## Data entries for graphics
** Begin **

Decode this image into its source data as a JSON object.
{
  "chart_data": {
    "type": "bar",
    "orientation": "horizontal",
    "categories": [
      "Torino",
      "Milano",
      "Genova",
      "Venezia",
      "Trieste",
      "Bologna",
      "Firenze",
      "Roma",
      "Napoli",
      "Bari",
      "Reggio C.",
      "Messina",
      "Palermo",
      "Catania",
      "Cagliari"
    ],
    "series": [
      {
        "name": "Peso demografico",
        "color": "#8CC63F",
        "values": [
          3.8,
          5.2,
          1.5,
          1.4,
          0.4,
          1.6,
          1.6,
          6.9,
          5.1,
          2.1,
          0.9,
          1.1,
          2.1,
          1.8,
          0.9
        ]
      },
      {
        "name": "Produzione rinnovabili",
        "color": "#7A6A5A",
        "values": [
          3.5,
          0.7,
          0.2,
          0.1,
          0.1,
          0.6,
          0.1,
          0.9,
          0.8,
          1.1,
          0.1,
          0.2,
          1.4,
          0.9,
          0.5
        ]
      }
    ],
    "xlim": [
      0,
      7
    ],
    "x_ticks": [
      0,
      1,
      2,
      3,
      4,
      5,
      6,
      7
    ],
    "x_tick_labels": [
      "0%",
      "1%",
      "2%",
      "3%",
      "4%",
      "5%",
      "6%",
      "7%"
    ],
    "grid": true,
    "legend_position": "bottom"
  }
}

** End **
** Begin **

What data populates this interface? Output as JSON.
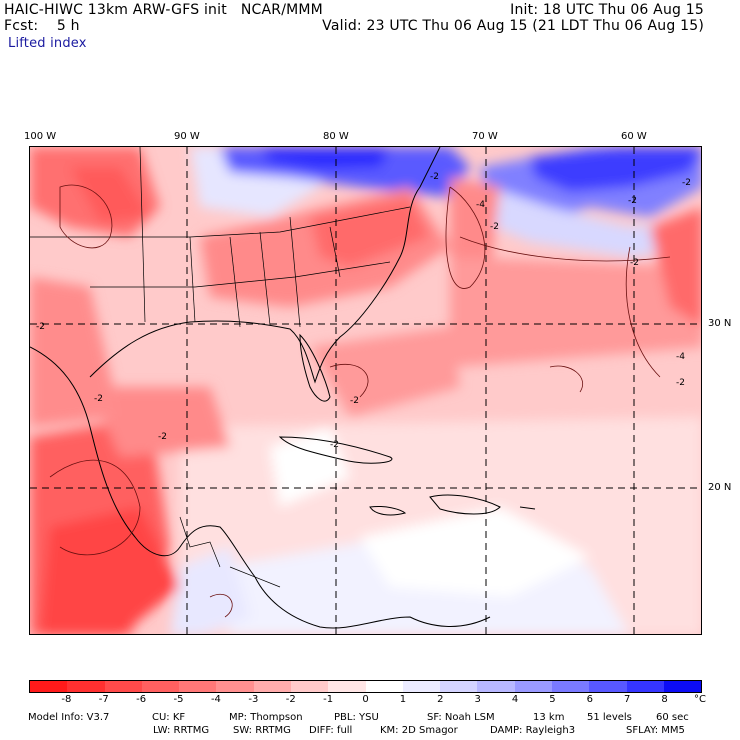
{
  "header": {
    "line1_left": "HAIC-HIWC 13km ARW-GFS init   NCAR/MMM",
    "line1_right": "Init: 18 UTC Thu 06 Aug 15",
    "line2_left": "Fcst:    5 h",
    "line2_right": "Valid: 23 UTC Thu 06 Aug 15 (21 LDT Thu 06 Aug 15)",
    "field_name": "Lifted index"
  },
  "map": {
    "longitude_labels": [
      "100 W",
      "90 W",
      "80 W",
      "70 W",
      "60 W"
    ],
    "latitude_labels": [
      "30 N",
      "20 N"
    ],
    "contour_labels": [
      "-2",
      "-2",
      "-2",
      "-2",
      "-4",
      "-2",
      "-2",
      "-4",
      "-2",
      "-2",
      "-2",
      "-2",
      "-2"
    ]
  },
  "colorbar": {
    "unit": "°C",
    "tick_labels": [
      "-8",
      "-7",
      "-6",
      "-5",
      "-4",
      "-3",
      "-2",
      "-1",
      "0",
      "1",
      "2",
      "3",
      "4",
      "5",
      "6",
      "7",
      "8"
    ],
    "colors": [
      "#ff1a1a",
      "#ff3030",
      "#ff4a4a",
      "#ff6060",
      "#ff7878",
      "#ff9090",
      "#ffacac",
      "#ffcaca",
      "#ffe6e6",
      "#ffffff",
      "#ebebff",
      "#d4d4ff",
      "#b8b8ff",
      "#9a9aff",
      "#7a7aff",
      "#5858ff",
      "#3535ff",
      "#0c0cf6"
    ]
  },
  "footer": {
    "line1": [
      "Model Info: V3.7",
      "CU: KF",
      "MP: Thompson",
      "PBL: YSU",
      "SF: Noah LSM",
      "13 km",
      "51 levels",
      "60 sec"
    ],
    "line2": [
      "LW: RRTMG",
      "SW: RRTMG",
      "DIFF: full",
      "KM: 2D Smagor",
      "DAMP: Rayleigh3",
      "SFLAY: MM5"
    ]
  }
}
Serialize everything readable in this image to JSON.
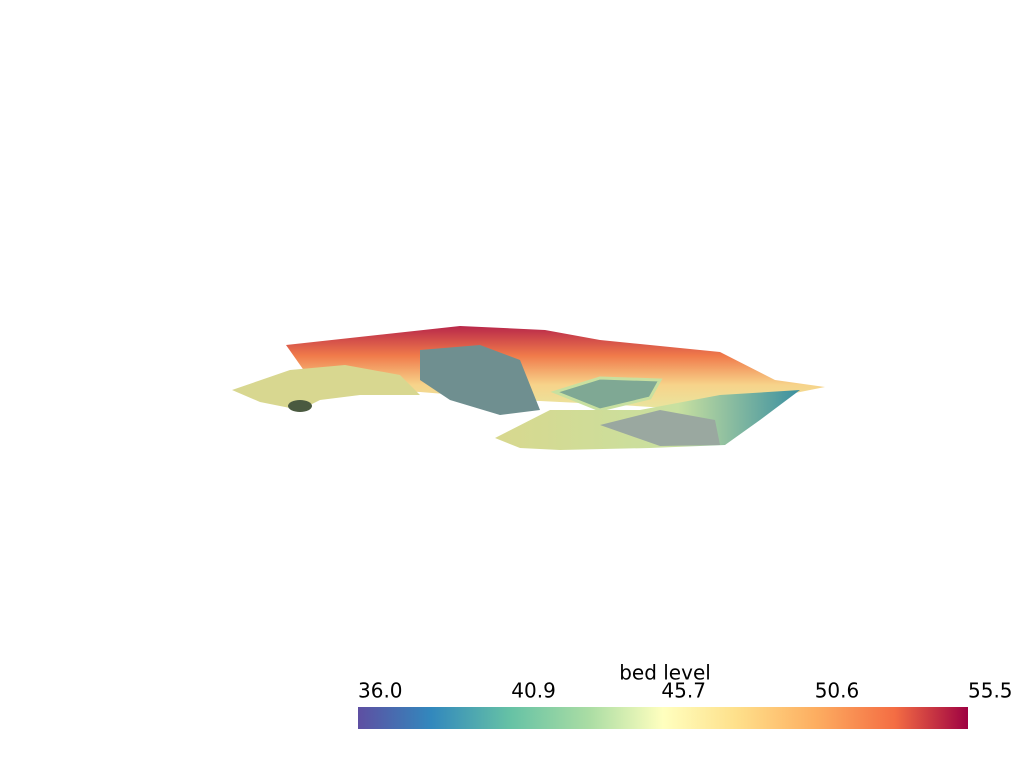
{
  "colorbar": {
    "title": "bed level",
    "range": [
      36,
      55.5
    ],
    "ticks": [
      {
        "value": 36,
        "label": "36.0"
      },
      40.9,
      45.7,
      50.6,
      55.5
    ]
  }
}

** End **

## WORK TO BE COMPLETED
Going through the lines above one by one, tally those with the word "JSON" and give only the total.

## TASK OUTPUT
3